===== DATA =====

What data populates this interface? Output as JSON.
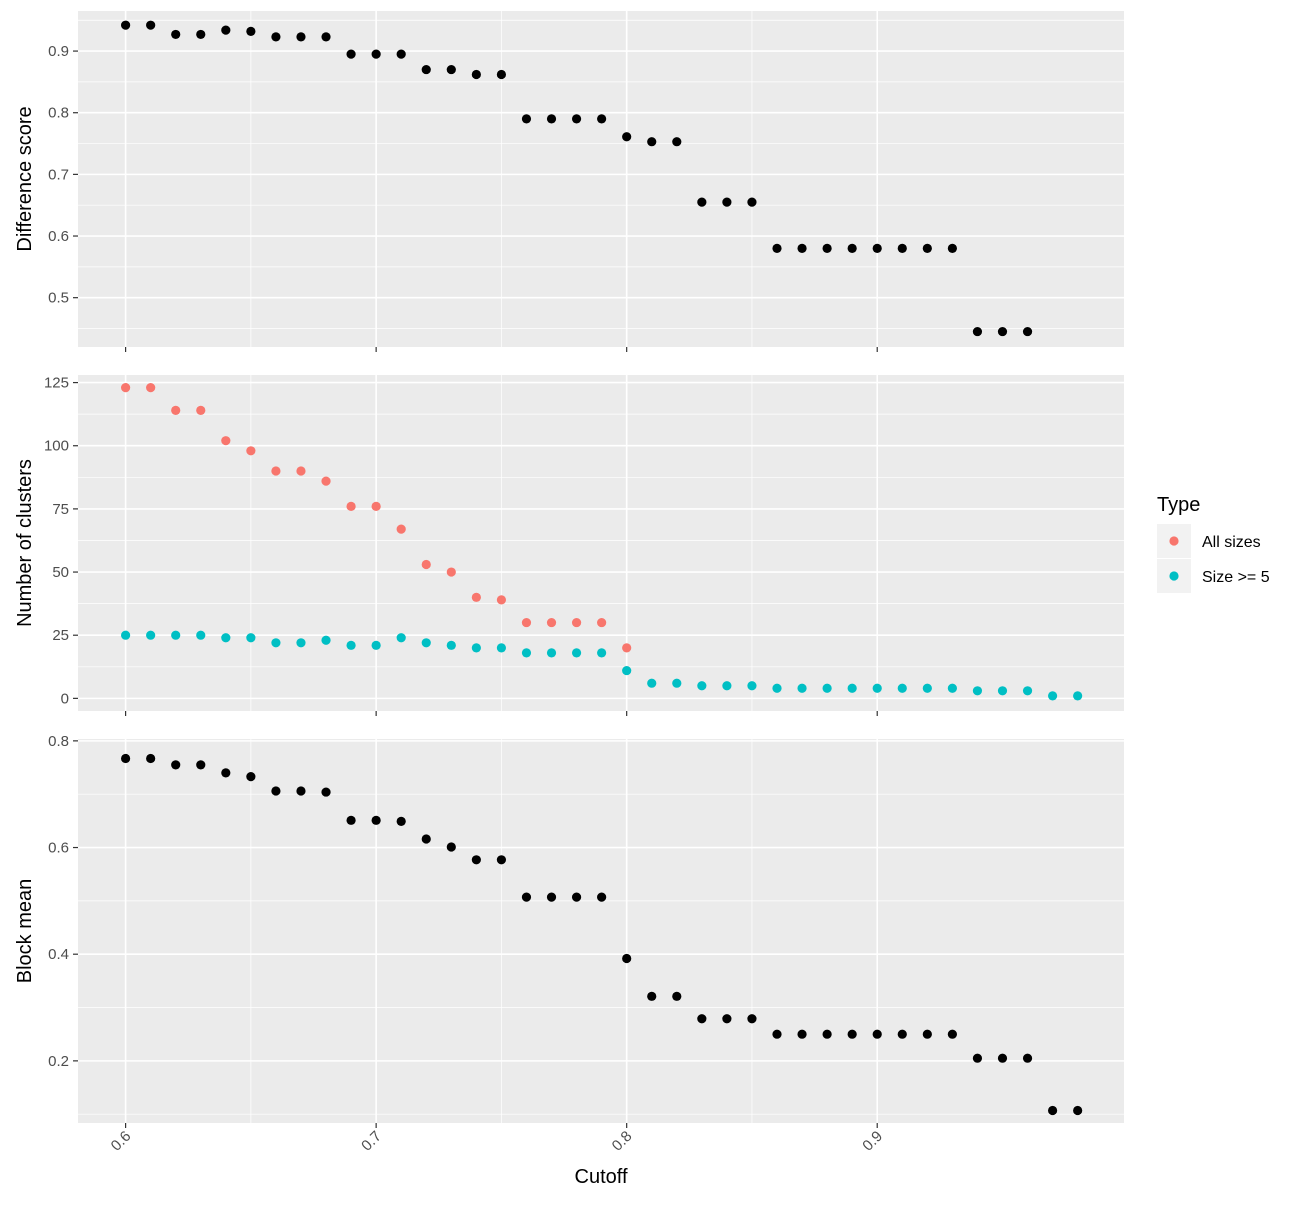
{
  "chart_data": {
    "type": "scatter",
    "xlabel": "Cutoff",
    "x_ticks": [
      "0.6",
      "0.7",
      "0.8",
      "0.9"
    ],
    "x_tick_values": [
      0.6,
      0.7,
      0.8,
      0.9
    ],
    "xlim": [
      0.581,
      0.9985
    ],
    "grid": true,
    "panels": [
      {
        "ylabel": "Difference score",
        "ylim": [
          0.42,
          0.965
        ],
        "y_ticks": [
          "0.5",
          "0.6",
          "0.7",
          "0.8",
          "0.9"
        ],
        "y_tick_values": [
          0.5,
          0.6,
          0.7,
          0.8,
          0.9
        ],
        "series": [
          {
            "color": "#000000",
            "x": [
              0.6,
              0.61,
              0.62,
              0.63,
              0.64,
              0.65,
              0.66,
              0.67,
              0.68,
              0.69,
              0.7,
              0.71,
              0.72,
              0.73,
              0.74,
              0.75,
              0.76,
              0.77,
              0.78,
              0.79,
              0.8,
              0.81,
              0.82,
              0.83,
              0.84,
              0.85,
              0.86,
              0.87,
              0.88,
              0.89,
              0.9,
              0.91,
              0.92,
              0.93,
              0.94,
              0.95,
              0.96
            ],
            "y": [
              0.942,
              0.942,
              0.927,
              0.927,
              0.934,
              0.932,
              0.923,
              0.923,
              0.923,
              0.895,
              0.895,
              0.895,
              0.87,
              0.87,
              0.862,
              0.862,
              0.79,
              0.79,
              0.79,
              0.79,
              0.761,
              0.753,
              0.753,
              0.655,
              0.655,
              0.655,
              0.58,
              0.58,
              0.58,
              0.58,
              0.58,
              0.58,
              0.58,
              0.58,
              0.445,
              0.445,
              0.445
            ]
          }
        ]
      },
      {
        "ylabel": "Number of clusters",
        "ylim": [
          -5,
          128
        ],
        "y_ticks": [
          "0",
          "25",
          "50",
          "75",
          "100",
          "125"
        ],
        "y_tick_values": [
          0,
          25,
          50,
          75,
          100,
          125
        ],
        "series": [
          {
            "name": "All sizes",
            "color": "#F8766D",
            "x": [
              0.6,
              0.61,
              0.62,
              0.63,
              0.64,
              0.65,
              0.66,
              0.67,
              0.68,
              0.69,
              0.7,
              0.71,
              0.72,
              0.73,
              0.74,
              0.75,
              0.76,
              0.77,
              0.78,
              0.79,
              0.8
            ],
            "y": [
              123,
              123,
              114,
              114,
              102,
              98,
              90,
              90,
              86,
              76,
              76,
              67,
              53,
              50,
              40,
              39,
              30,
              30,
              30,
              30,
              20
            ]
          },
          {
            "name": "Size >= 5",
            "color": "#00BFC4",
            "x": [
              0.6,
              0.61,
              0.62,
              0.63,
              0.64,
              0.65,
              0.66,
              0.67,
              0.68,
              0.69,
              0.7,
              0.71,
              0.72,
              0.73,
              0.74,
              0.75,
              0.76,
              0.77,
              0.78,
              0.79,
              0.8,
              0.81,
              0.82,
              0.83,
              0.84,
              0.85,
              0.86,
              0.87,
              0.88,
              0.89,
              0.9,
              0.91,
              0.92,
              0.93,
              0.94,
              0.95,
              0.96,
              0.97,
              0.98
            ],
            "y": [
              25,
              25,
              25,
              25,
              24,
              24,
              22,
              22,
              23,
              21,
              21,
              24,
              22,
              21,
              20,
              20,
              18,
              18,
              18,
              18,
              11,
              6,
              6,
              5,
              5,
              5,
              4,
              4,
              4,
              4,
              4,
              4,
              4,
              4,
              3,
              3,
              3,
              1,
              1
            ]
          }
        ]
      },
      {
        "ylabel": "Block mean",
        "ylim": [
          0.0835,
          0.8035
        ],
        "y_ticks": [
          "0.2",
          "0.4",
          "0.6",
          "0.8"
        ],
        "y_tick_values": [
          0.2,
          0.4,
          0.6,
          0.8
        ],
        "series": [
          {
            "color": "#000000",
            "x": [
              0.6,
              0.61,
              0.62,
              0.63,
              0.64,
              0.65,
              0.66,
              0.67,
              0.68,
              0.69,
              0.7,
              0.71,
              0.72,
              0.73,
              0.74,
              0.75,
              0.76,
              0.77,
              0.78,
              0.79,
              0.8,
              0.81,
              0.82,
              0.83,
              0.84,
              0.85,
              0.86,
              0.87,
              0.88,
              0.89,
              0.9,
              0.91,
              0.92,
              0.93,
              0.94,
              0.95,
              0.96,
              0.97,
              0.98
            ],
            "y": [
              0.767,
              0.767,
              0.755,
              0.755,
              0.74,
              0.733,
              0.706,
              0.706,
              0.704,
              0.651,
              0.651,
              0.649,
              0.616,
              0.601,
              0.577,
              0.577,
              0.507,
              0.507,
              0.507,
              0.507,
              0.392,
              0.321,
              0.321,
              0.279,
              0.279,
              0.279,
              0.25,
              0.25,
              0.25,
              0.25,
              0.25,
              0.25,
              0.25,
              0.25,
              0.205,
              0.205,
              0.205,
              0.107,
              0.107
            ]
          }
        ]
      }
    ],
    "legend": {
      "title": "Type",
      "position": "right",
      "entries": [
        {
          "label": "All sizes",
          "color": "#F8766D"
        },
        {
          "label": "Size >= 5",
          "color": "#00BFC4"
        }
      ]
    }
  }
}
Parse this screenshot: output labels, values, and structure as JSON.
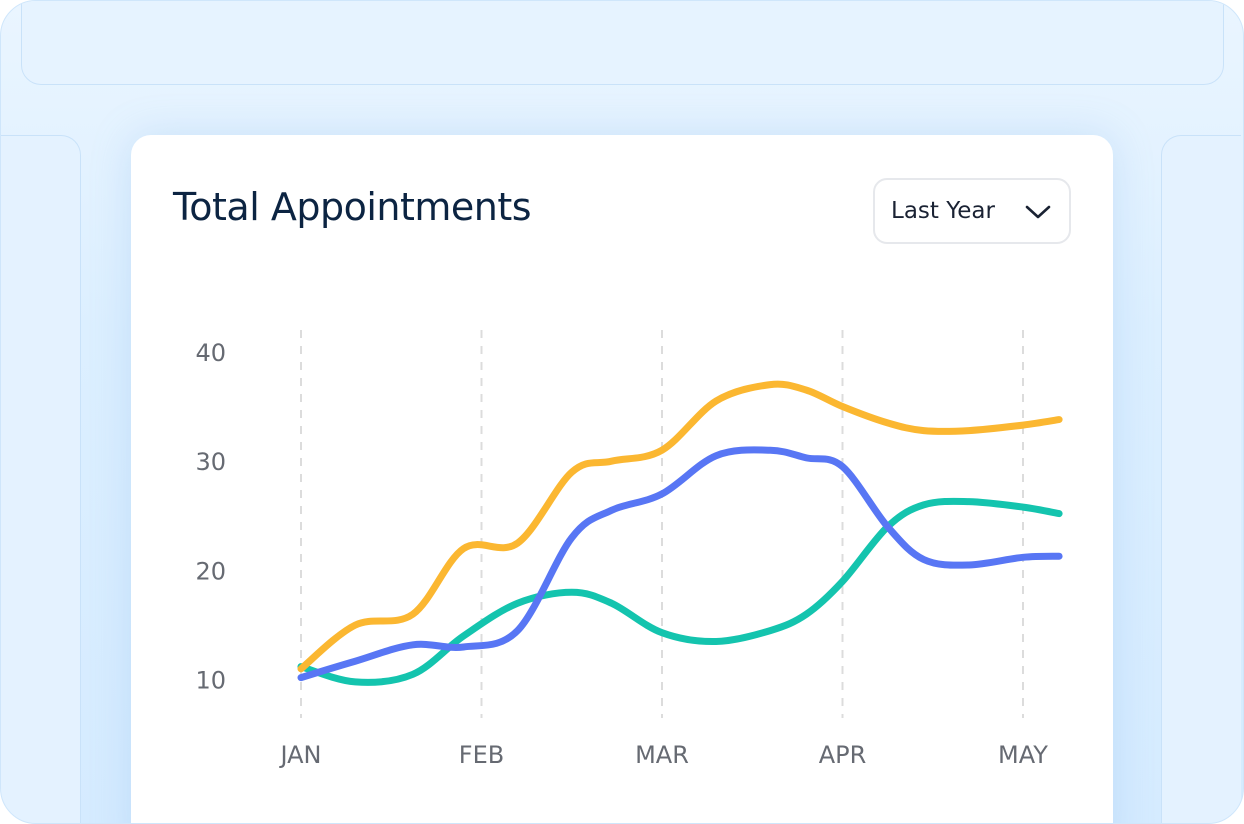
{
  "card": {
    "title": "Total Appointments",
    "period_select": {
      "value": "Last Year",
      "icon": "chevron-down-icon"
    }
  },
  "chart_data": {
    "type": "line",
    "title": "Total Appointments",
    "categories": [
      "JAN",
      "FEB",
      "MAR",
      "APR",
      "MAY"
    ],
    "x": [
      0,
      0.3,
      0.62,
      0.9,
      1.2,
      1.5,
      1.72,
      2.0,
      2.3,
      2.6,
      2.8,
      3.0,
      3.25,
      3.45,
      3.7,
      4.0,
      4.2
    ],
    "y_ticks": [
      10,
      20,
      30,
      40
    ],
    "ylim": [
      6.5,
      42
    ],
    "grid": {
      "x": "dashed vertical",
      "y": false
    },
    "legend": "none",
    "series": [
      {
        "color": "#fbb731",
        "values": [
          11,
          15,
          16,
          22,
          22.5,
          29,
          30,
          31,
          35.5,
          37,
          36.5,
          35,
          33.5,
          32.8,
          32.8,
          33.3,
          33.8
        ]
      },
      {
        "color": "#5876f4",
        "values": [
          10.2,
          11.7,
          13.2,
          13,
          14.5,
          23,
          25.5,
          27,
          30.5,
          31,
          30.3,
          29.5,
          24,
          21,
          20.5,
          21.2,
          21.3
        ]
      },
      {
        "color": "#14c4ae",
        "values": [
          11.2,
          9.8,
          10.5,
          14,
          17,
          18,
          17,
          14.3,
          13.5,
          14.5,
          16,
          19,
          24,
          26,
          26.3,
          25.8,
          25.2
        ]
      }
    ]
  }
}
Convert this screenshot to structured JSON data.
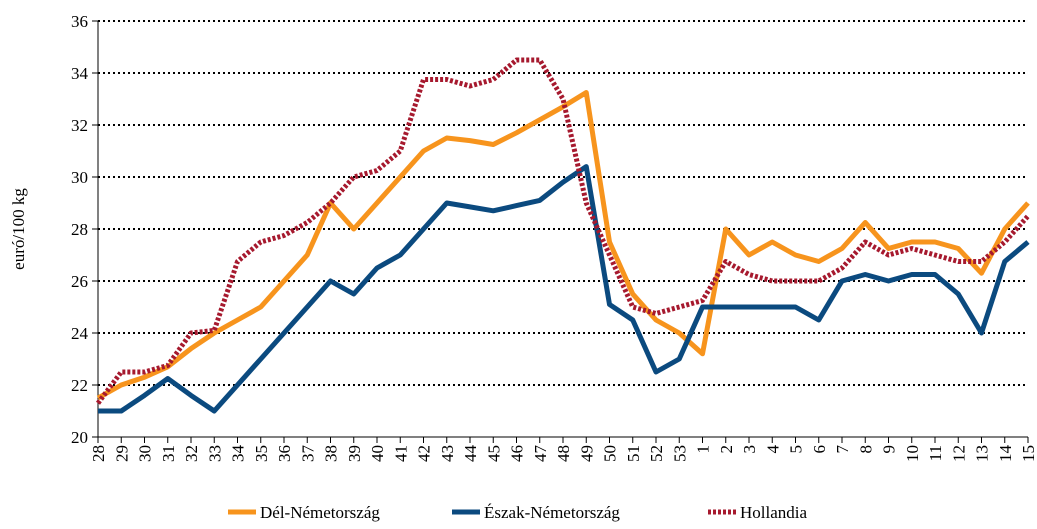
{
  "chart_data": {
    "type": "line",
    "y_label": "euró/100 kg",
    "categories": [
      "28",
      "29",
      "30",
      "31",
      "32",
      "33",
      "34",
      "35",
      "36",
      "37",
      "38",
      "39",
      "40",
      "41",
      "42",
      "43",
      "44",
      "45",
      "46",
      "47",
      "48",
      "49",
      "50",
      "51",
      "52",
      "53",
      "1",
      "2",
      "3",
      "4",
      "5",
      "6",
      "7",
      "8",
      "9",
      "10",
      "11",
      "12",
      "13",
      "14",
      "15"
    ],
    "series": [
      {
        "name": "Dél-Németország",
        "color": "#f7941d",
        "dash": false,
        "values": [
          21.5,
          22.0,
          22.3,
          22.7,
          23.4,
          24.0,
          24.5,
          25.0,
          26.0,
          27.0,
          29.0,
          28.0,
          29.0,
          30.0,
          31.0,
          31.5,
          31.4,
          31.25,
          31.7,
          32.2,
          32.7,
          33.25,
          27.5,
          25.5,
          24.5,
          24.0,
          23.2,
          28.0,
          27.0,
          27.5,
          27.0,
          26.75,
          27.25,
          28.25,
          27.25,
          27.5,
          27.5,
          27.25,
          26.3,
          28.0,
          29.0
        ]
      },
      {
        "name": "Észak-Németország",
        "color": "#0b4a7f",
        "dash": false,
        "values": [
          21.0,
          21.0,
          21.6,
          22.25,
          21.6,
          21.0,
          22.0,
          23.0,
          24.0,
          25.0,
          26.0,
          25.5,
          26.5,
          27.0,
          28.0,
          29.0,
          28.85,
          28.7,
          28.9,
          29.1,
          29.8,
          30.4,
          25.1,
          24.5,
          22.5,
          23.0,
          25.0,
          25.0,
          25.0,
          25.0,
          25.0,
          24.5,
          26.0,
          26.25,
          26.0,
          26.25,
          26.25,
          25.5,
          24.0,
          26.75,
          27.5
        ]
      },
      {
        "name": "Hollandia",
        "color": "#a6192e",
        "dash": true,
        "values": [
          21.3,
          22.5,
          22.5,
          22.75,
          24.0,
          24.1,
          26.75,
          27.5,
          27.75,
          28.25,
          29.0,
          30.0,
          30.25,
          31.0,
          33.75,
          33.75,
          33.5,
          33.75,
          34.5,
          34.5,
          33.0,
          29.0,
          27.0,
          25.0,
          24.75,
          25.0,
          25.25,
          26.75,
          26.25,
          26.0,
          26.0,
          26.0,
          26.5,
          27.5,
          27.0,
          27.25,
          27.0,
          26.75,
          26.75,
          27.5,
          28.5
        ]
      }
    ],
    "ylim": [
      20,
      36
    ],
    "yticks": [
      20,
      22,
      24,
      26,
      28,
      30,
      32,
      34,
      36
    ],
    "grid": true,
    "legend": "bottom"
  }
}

=====

=== WHAT NEEDS TO BE DONE ===
Above are some records. Report the number of their lines that include "this", and add nothing else.

=== WRITTEN ANSWER ===
3